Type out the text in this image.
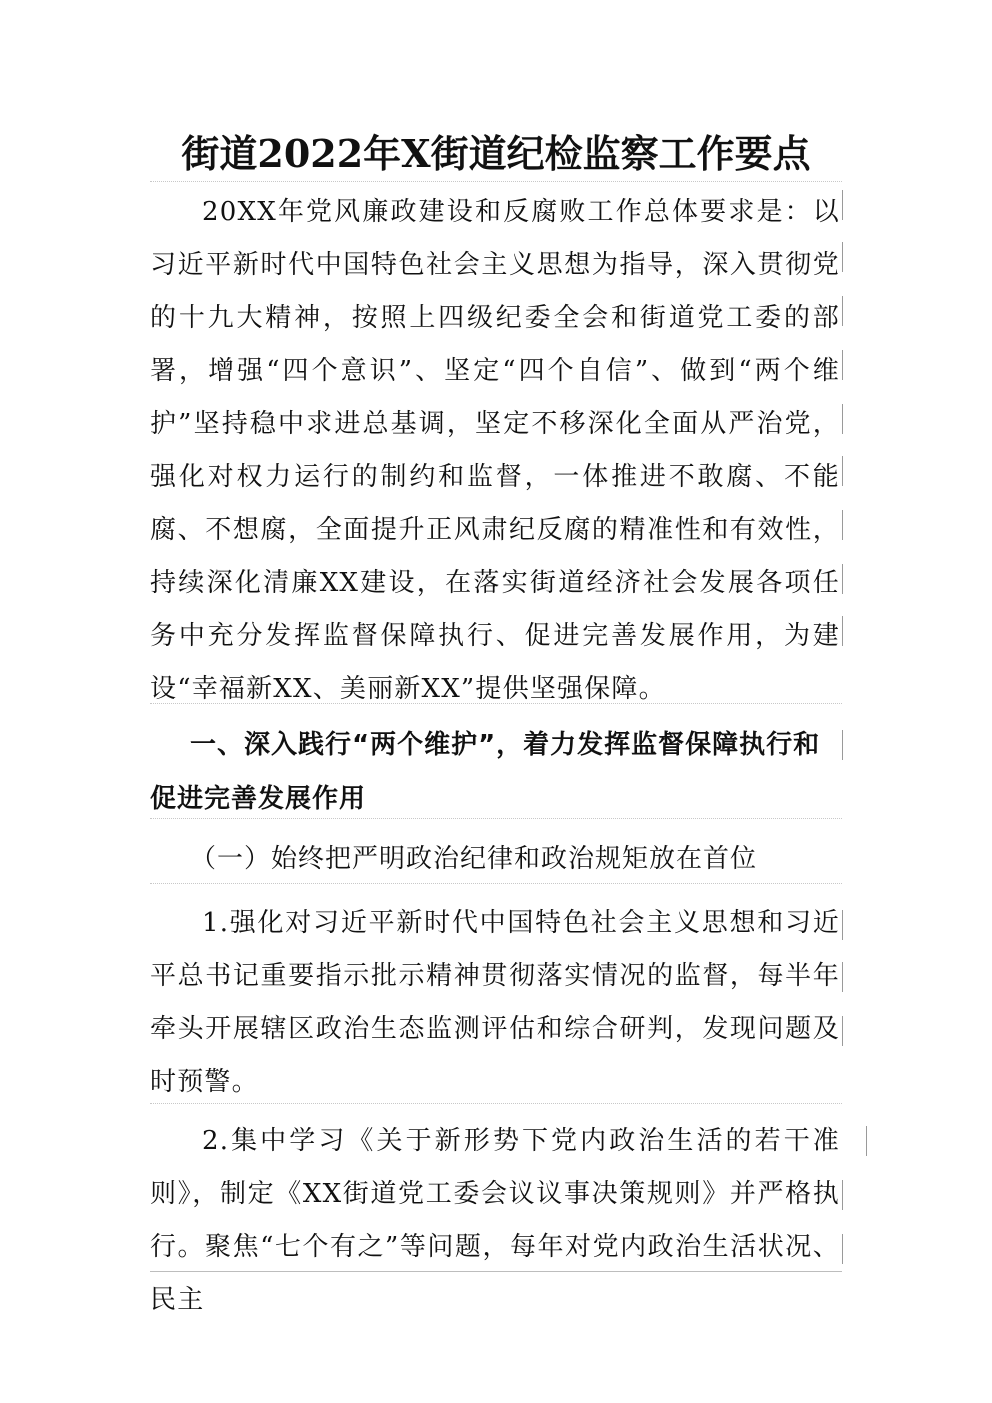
街道2022年X街道纪检监察工作要点

20XX年党风廉政建设和反腐败工作总体要求是：以习近平新时代中国特色社会主义思想为指导，深入贯彻党的十九大精神，按照上四级纪委全会和街道党工委的部署，增强“四个意识”、坚定“四个自信”、做到“两个维护”坚持稳中求进总基调，坚定不移深化全面从严治党，强化对权力运行的制约和监督，一体推进不敢腐、不能腐、不想腐，全面提升正风肃纪反腐的精准性和有效性，持续深化清廉XX建设，在落实街道经济社会发展各项任务中充分发挥监督保障执行、促进完善发展作用，为建设“幸福新XX、美丽新XX”提供坚强保障。

一、深入践行“两个维护”，着力发挥监督保障执行和促进完善发展作用

（一）始终把严明政治纪律和政治规矩放在首位

1.强化对习近平新时代中国特色社会主义思想和习近平总书记重要指示批示精神贯彻落实情况的监督，每半年牵头开展辖区政治生态监测评估和综合研判，发现问题及时预警。

2.集中学习《关于新形势下党内政治生活的若干准则》，制定《XX街道党工委会议议事决策规则》并严格执行。聚焦“七个有之”等问题，每年对党内政治生活状况、民主
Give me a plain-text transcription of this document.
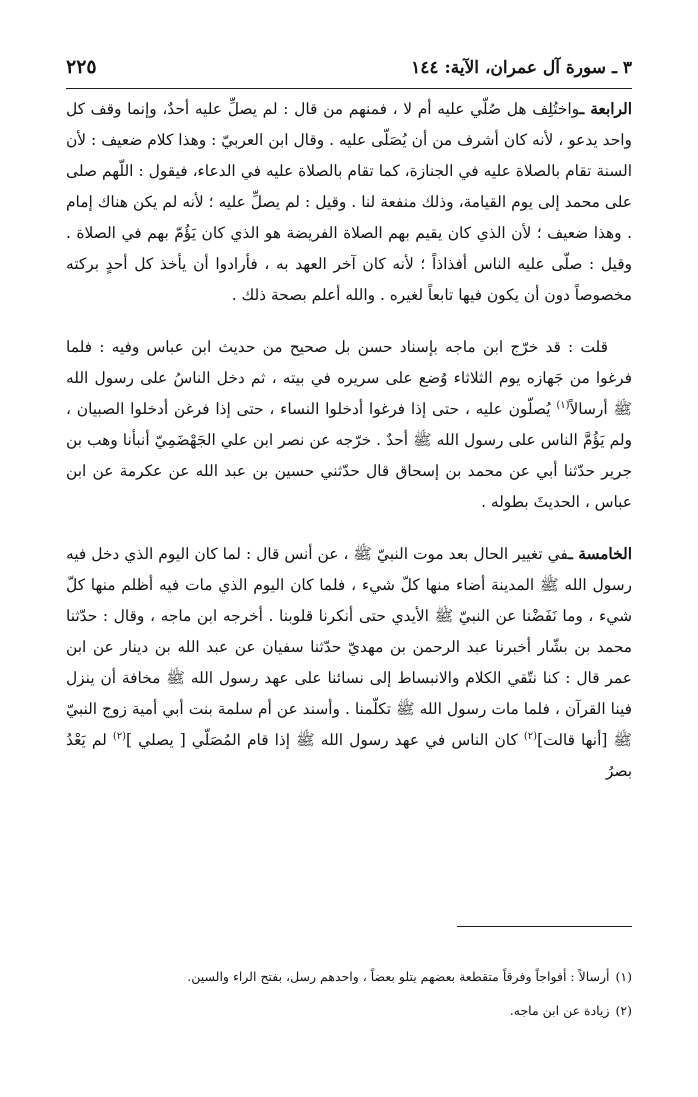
٣ ـ سورة آل عمران، الآية: ١٤٤
٢٢٥

الرابعة ـواختُلِف هل صُلّي عليه أم لا ، فمنهم من قال : لم يصلِّ عليه أحدٌ، وإنما وقف كل واحد يدعو ، لأنه كان أشرف من أن يُصَلّى عليه . وقال ابن العربيّ : وهذا كلام ضعيف : لأن السنة تقام بالصلاة عليه في الجنازة، كما تقام بالصلاة عليه في الدعاء، فيقول : اللّهم صلى على محمد إلى يوم القيامة، وذلك منفعة لنا . وقيل : لم يصلِّ عليه ؛ لأنه لم يكن هناك إمام . وهذا ضعيف ؛ لأن الذي كان يقيم بهم الصلاة الفريضة هو الذي كان يَؤُمّ بهم في الصلاة . وقيل : صلّى عليه الناس أفذاذاً ؛ لأنه كان آخر العهد به ، فأرادوا أن يأخذ كل أحدٍ بركته مخصوصاً دون أن يكون فيها تابعاً لغيره . والله أعلم بصحة ذلك .

قلت : قد خرّج ابن ماجه بإسناد حسن بل صحيح من حديث ابن عباس وفيه : فلما فرغوا من جَهازه يوم الثلاثاء وُضع على سريره في بيته ، ثم دخل الناسُ على رسول الله ﷺ أرسالاً$^{(١)}$ يُصلّون عليه ، حتى إذا فرغوا أدخلوا النساء ، حتى إذا فرغن أدخلوا الصبيان ، ولم يَؤُمَّ الناس على رسول الله ﷺ أحدٌ . خرّجه عن نصر ابن علي الجَهْضَمِيّ أنبأنا وهب بن جرير حدّثنا أبي عن محمد بن إسحاق قال حدّثني حسين بن عبد الله عن عكرمة عن ابن عباس ، الحديثَ بطوله .

الخامسة ـفي تغيير الحال بعد موت النبيّ ﷺ ، عن أنس قال : لما كان اليوم الذي دخل فيه رسول الله ﷺ المدينة أضاء منها كلّ شيء ، فلما كان اليوم الذي مات فيه أظلم منها كلّ شيء ، وما نَفَضْنا عن النبيّ ﷺ الأيدي حتى أنكرنا قلوبنا . أخرجه ابن ماجه ، وقال : حدّثنا محمد بن بشّار أخبرنا عبد الرحمن بن مهديّ حدّثنا سفيان عن عبد الله بن دينار عن ابن عمر قال : كنا نتّقي الكلام والانبساط إلى نسائنا على عهد رسول الله ﷺ مخافة أن ينزل فينا القرآن ، فلما مات رسول الله ﷺ تكلّمنا . وأسند عن أم سلمة بنت أبي أمية زوج النبيّ ﷺ [أنها قالت]$^{(٢)}$ كان الناس في عهد رسول الله ﷺ إذا قام المُصَلّي [ يصلي ]$^{(٢)}$ لم يَعْدُ بصرُ

(١)أرسالاً : أفواجاً وفرقاً متقطعة بعضهم يتلو بعضاً ، واحدهم رسل، بفتح الراء والسين.
(٢)زيادة عن ابن ماجه.
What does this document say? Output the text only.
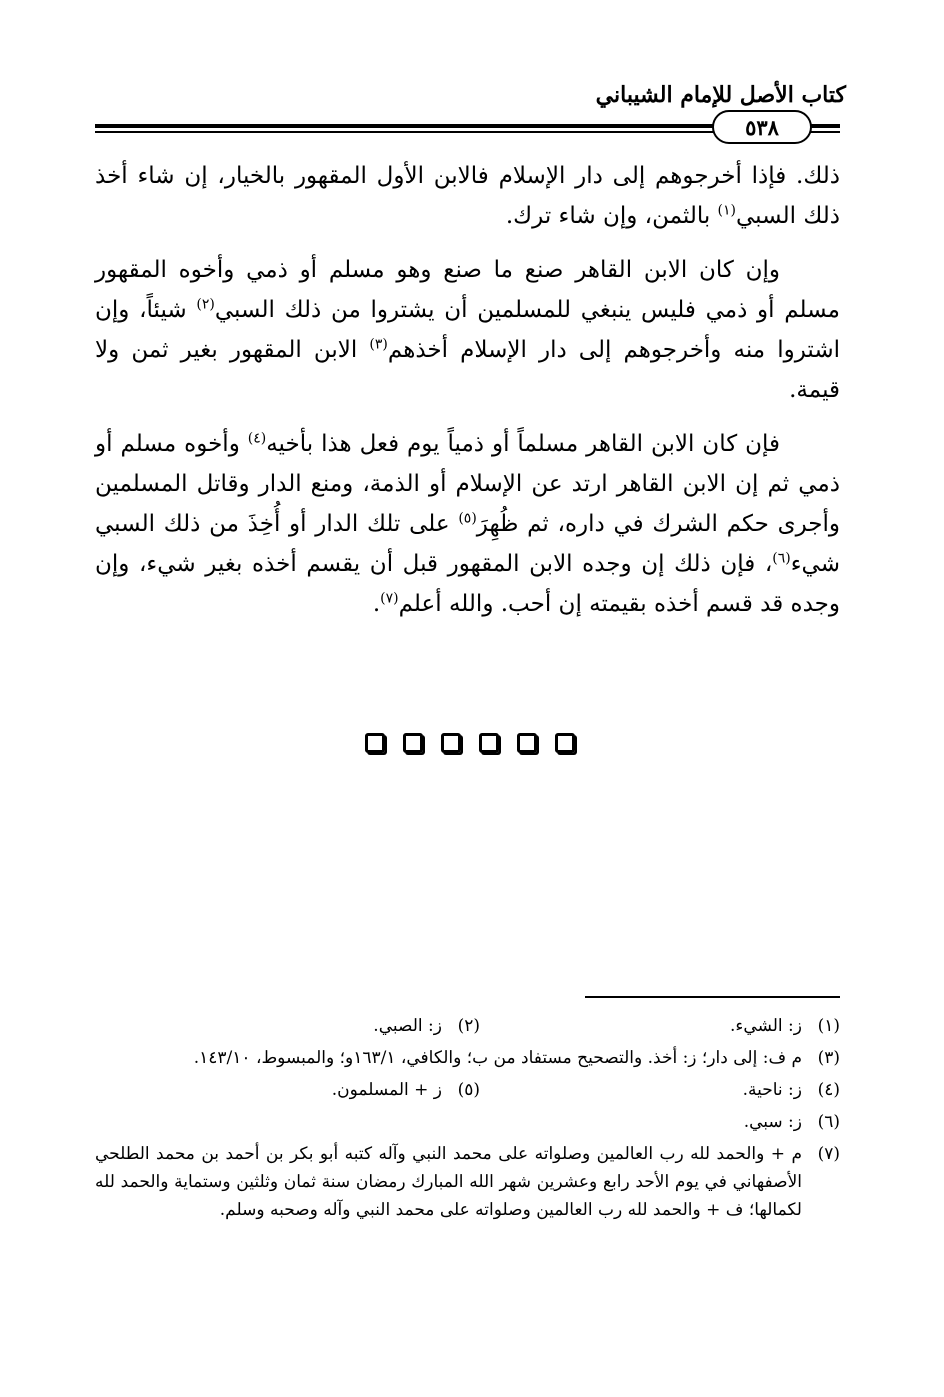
كتاب الأصل للإمام الشيباني
٥٣٨

ذلك. فإذا أخرجوهم إلى دار الإسلام فالابن الأول المقهور بالخيار، إن شاء أخذ ذلك السبي$^{(١)}$ بالثمن، وإن شاء ترك.

وإن كان الابن القاهر صنع ما صنع وهو مسلم أو ذمي وأخوه المقهور مسلم أو ذمي فليس ينبغي للمسلمين أن يشتروا من ذلك السبي$^{(٢)}$ شيئاً، وإن اشتروا منه وأخرجوهم إلى دار الإسلام أخذهم$^{(٣)}$ الابن المقهور بغير ثمن ولا قيمة.

فإن كان الابن القاهر مسلماً أو ذمياً يوم فعل هذا بأخيه$^{(٤)}$ وأخوه مسلم أو ذمي ثم إن الابن القاهر ارتد عن الإسلام أو الذمة، ومنع الدار وقاتل المسلمين وأجرى حكم الشرك في داره، ثم ظُهِرَ$^{(٥)}$ على تلك الدار أو أُخِذَ من ذلك السبي شيء$^{(٦)}$، فإن ذلك إن وجده الابن المقهور قبل أن يقسم أخذه بغير شيء، وإن وجده قد قسم أخذه بقيمته إن أحب. والله أعلم$^{(٧)}$.

(١)
ز: الشيء.
(٢)
ز: الصبي.
(٣)
م ف: إلى دار؛ ز: أخذ. والتصحيح مستفاد من ب؛ والكافي، ١٦٣/١و؛ والمبسوط، ١٤٣/١٠.
(٤)
ز: ناحية.
(٥)
ز + المسلمون.
(٦)
ز: سبي.
(٧)
م + والحمد لله رب العالمين وصلواته على محمد النبي وآله كتبه أبو بكر بن أحمد بن محمد الطلحي الأصفهاني في يوم الأحد رابع وعشرين شهر الله المبارك رمضان سنة ثمان وثلثين وستماية والحمد لله لكمالها؛ ف + والحمد لله رب العالمين وصلواته على محمد النبي وآله وصحبه وسلم.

************

- **Your task**:
Isolate the lines that hold the word "الإسلام" and copy all of them.

- **Worked solution**:
ذلك. فإذا أخرجوهم إلى دار الإسلام فالابن الأول المقهور بالخيار، إن شاء أخذ ذلك السبي$^{(١)}$ بالثمن، وإن شاء ترك.
وإن كان الابن القاهر صنع ما صنع وهو مسلم أو ذمي وأخوه المقهور مسلم أو ذمي فليس ينبغي للمسلمين أن يشتروا من ذلك السبي$^{(٢)}$ شيئاً، وإن اشتروا منه وأخرجوهم إلى دار الإسلام أخذهم$^{(٣)}$ الابن المقهور بغير ثمن ولا قيمة.
فإن كان الابن القاهر مسلماً أو ذمياً يوم فعل هذا بأخيه$^{(٤)}$ وأخوه مسلم أو ذمي ثم إن الابن القاهر ارتد عن الإسلام أو الذمة، ومنع الدار وقاتل المسلمين وأجرى حكم الشرك في داره، ثم ظُهِرَ$^{(٥)}$ على تلك الدار أو أُخِذَ من ذلك السبي شيء$^{(٦)}$، فإن ذلك إن وجده الابن المقهور قبل أن يقسم أخذه بغير شيء، وإن وجده قد قسم أخذه بقيمته إن أحب. والله أعلم$^{(٧)}$.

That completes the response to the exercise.